WHAT THE TASK ASKS: Copy out all of the material exactly as presented.

DATA IN THIS EXERCISE:

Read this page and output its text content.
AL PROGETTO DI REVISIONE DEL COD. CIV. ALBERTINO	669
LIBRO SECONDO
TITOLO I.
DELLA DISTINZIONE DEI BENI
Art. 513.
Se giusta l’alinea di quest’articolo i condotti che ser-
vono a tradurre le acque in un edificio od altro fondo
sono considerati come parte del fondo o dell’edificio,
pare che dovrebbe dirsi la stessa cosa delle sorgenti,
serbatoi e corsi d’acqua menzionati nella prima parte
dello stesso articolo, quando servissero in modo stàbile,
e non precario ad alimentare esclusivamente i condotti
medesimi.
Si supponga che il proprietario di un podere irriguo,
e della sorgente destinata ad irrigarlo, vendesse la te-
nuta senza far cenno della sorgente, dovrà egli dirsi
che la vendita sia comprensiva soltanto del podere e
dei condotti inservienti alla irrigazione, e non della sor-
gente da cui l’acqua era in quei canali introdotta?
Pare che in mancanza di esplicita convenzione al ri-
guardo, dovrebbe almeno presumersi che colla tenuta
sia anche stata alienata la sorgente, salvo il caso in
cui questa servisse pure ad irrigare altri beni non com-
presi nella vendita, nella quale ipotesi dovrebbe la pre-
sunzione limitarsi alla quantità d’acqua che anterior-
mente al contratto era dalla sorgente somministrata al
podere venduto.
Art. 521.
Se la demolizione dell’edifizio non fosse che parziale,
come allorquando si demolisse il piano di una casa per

THE RESPONSE:
Read this page and output its text content.
AL PROGETTO DI REVISIONE DEL COD. CIV. ALBERTINO	669
LIBRO SECONDO
TITOLO I.
DELLA DISTINZIONE DEI BENI
Art. 513.
Se giusta l’alinea di quest’articolo i condotti che ser-
vono a tradurre le acque in un edificio od altro fondo
sono considerati come parte del fondo o dell’edificio,
pare che dovrebbe dirsi la stessa cosa delle sorgenti,
serbatoi e corsi d’acqua menzionati nella prima parte
dello stesso articolo, quando servissero in modo stàbile,
e non precario ad alimentare esclusivamente i condotti
medesimi.
Si supponga che il proprietario di un podere irriguo,
e della sorgente destinata ad irrigarlo, vendesse la te-
nuta senza far cenno della sorgente, dovrà egli dirsi
che la vendita sia comprensiva soltanto del podere e
dei condotti inservienti alla irrigazione, e non della sor-
gente da cui l’acqua era in quei canali introdotta?
Pare che in mancanza di esplicita convenzione al ri-
guardo, dovrebbe almeno presumersi che colla tenuta
sia anche stata alienata la sorgente, salvo il caso in
cui questa servisse pure ad irrigare altri beni non com-
presi nella vendita, nella quale ipotesi dovrebbe la pre-
sunzione limitarsi alla quantità d’acqua che anterior-
mente al contratto era dalla sorgente somministrata al
podere venduto.
Art. 521.
Se la demolizione dell’edifizio non fosse che parziale,
come allorquando si demolisse il piano di una casa per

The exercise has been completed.